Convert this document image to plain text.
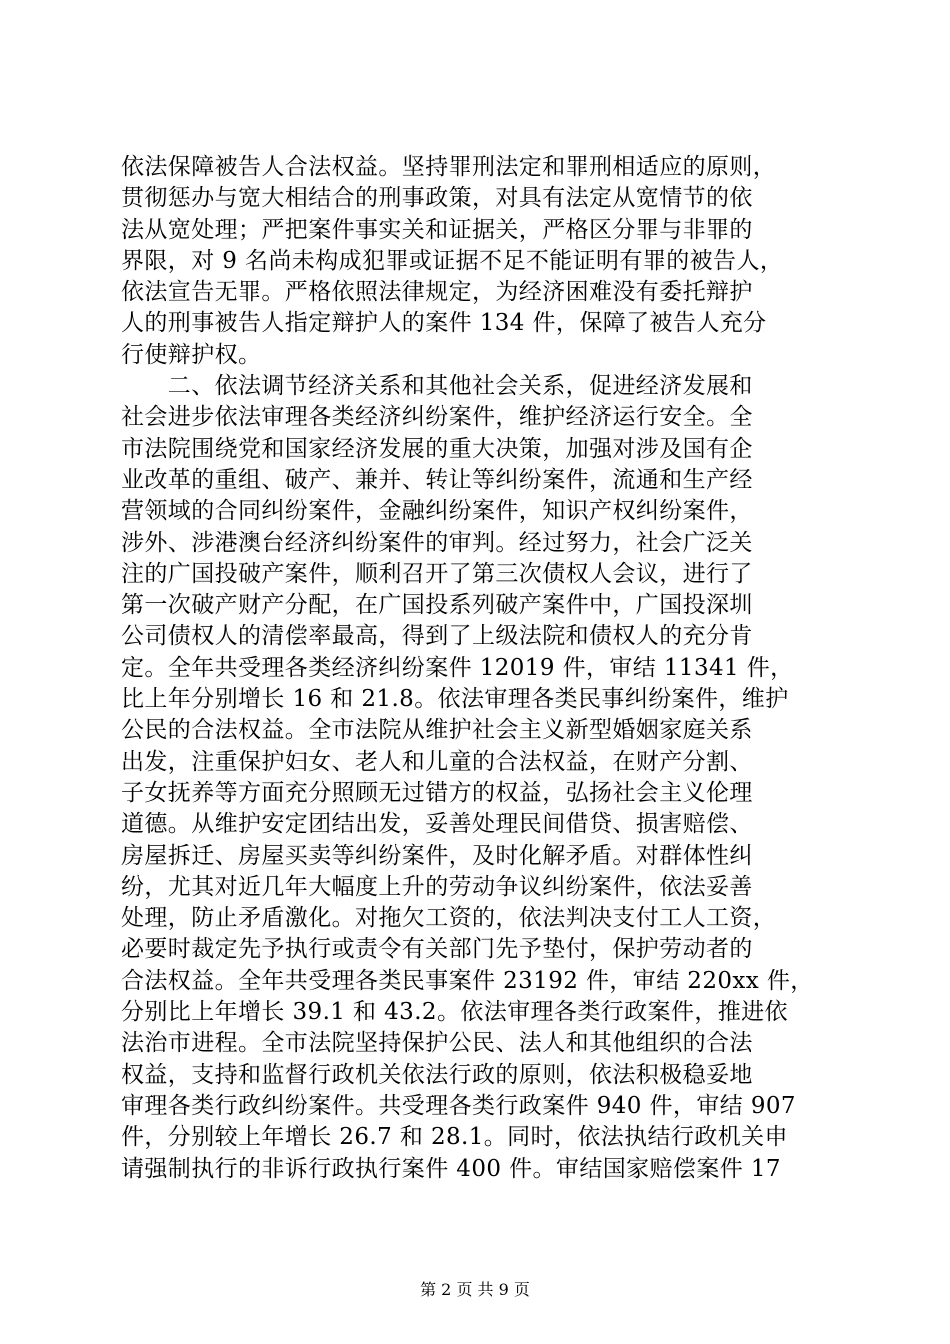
依法保障被告人合法权益。坚持罪刑法定和罪刑相适应的原则，
贯彻惩办与宽大相结合的刑事政策，对具有法定从宽情节的依
法从宽处理；严把案件事实关和证据关，严格区分罪与非罪的
界限，对 9 名尚未构成犯罪或证据不足不能证明有罪的被告人，
依法宣告无罪。严格依照法律规定，为经济困难没有委托辩护
人的刑事被告人指定辩护人的案件 134 件，保障了被告人充分
行使辩护权。
　　二、依法调节经济关系和其他社会关系，促进经济发展和
社会进步依法审理各类经济纠纷案件，维护经济运行安全。全
市法院围绕党和国家经济发展的重大决策，加强对涉及国有企
业改革的重组、破产、兼并、转让等纠纷案件，流通和生产经
营领域的合同纠纷案件，金融纠纷案件，知识产权纠纷案件，
涉外、涉港澳台经济纠纷案件的审判。经过努力，社会广泛关
注的广国投破产案件，顺利召开了第三次债权人会议，进行了
第一次破产财产分配，在广国投系列破产案件中，广国投深圳
公司债权人的清偿率最高，得到了上级法院和债权人的充分肯
定。全年共受理各类经济纠纷案件 12019 件，审结 11341 件，
比上年分别增长 16 和 21.8。依法审理各类民事纠纷案件，维护
公民的合法权益。全市法院从维护社会主义新型婚姻家庭关系
出发，注重保护妇女、老人和儿童的合法权益，在财产分割、
子女抚养等方面充分照顾无过错方的权益，弘扬社会主义伦理
道德。从维护安定团结出发，妥善处理民间借贷、损害赔偿、
房屋拆迁、房屋买卖等纠纷案件，及时化解矛盾。对群体性纠
纷，尤其对近几年大幅度上升的劳动争议纠纷案件，依法妥善
处理，防止矛盾激化。对拖欠工资的，依法判决支付工人工资，
必要时裁定先予执行或责令有关部门先予垫付，保护劳动者的
合法权益。全年共受理各类民事案件 23192 件，审结 220xx 件，
分别比上年增长 39.1 和 43.2。依法审理各类行政案件，推进依
法治市进程。全市法院坚持保护公民、法人和其他组织的合法
权益，支持和监督行政机关依法行政的原则，依法积极稳妥地
审理各类行政纠纷案件。共受理各类行政案件 940 件，审结 907
件，分别较上年增长 26.7 和 28.1。同时，依法执结行政机关申
请强制执行的非诉行政执行案件 400 件。审结国家赔偿案件 17
第 2 页 共 9 页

OBJECTIVE:
Repeat all the records above exactly, leaving out any pictures.

RESULT OF THIS EXERCISE:
Convert this document image to plain text.
依法保障被告人合法权益。坚持罪刑法定和罪刑相适应的原则，
贯彻惩办与宽大相结合的刑事政策，对具有法定从宽情节的依
法从宽处理；严把案件事实关和证据关，严格区分罪与非罪的
界限，对 9 名尚未构成犯罪或证据不足不能证明有罪的被告人，
依法宣告无罪。严格依照法律规定，为经济困难没有委托辩护
人的刑事被告人指定辩护人的案件 134 件，保障了被告人充分
行使辩护权。
　　二、依法调节经济关系和其他社会关系，促进经济发展和
社会进步依法审理各类经济纠纷案件，维护经济运行安全。全
市法院围绕党和国家经济发展的重大决策，加强对涉及国有企
业改革的重组、破产、兼并、转让等纠纷案件，流通和生产经
营领域的合同纠纷案件，金融纠纷案件，知识产权纠纷案件，
涉外、涉港澳台经济纠纷案件的审判。经过努力，社会广泛关
注的广国投破产案件，顺利召开了第三次债权人会议，进行了
第一次破产财产分配，在广国投系列破产案件中，广国投深圳
公司债权人的清偿率最高，得到了上级法院和债权人的充分肯
定。全年共受理各类经济纠纷案件 12019 件，审结 11341 件，
比上年分别增长 16 和 21.8。依法审理各类民事纠纷案件，维护
公民的合法权益。全市法院从维护社会主义新型婚姻家庭关系
出发，注重保护妇女、老人和儿童的合法权益，在财产分割、
子女抚养等方面充分照顾无过错方的权益，弘扬社会主义伦理
道德。从维护安定团结出发，妥善处理民间借贷、损害赔偿、
房屋拆迁、房屋买卖等纠纷案件，及时化解矛盾。对群体性纠
纷，尤其对近几年大幅度上升的劳动争议纠纷案件，依法妥善
处理，防止矛盾激化。对拖欠工资的，依法判决支付工人工资，
必要时裁定先予执行或责令有关部门先予垫付，保护劳动者的
合法权益。全年共受理各类民事案件 23192 件，审结 220xx 件，
分别比上年增长 39.1 和 43.2。依法审理各类行政案件，推进依
法治市进程。全市法院坚持保护公民、法人和其他组织的合法
权益，支持和监督行政机关依法行政的原则，依法积极稳妥地
审理各类行政纠纷案件。共受理各类行政案件 940 件，审结 907
件，分别较上年增长 26.7 和 28.1。同时，依法执结行政机关申
请强制执行的非诉行政执行案件 400 件。审结国家赔偿案件 17
第 2 页 共 9 页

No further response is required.